Search the records for the word "φρένων" and pick out every line that has it.

EXERCISE MATERIALS:
----------------------------------------

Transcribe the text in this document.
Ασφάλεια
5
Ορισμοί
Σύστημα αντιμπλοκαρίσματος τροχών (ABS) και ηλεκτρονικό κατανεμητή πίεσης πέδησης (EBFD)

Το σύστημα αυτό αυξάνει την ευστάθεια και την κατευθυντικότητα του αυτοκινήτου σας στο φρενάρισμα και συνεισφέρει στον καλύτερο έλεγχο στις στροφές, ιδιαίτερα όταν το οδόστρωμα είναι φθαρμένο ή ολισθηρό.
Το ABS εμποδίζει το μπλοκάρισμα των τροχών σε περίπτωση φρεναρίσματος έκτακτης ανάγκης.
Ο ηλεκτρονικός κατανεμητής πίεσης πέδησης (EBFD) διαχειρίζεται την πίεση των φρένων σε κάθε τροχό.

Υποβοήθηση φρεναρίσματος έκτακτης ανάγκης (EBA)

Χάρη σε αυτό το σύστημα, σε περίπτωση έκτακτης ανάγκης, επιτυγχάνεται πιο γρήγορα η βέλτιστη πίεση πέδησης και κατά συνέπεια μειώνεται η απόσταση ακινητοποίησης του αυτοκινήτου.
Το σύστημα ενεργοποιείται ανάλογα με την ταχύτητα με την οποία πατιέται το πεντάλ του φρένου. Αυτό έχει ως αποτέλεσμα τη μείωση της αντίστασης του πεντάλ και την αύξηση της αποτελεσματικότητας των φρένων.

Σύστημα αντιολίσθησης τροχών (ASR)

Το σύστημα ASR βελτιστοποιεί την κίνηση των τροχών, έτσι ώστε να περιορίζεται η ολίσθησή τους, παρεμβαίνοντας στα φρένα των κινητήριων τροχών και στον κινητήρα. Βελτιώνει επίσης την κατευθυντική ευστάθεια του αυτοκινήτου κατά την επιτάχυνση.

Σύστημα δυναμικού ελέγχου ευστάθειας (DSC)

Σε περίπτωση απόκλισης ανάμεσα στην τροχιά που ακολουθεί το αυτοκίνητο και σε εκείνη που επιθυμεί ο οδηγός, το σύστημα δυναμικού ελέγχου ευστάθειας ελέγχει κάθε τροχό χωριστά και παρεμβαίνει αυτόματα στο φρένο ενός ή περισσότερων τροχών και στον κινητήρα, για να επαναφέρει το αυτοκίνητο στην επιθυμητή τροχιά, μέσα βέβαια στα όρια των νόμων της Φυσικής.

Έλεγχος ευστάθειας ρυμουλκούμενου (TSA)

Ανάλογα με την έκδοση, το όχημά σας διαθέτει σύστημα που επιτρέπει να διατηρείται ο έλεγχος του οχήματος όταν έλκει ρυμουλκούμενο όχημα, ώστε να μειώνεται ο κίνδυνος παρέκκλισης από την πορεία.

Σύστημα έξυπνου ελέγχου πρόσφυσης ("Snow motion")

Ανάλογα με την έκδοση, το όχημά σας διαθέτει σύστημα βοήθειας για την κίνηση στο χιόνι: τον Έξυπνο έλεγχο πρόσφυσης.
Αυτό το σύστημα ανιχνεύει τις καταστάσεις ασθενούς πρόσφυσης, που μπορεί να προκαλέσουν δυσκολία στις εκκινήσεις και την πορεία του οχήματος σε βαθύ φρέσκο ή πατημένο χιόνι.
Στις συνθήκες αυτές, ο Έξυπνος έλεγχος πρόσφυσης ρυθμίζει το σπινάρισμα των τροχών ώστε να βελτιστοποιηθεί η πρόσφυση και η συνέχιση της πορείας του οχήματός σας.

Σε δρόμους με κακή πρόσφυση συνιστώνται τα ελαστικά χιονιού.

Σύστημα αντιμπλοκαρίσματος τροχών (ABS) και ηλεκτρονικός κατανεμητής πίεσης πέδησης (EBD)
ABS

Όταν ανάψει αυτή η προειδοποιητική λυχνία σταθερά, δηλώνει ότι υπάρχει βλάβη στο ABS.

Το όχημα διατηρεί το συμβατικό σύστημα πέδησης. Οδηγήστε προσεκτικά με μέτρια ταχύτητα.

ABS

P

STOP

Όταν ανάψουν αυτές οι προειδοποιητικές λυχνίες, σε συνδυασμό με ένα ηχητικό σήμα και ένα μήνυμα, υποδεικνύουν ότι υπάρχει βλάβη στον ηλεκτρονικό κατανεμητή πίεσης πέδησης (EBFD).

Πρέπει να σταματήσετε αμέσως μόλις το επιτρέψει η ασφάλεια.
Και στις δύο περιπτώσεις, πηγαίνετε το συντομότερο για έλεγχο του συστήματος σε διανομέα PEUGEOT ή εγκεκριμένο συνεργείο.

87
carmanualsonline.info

----------------------------------------

REPLY TO THE EXERCISE:
Ο ηλεκτρονικός κατανεμητής πίεσης πέδησης (EBFD) διαχειρίζεται την πίεση των φρένων σε κάθε τροχό.
Το σύστημα ενεργοποιείται ανάλογα με την ταχύτητα με την οποία πατιέται το πεντάλ του φρένου. Αυτό έχει ως αποτέλεσμα τη μείωση της αντίστασης του πεντάλ και την αύξηση της αποτελεσματικότητας των φρένων.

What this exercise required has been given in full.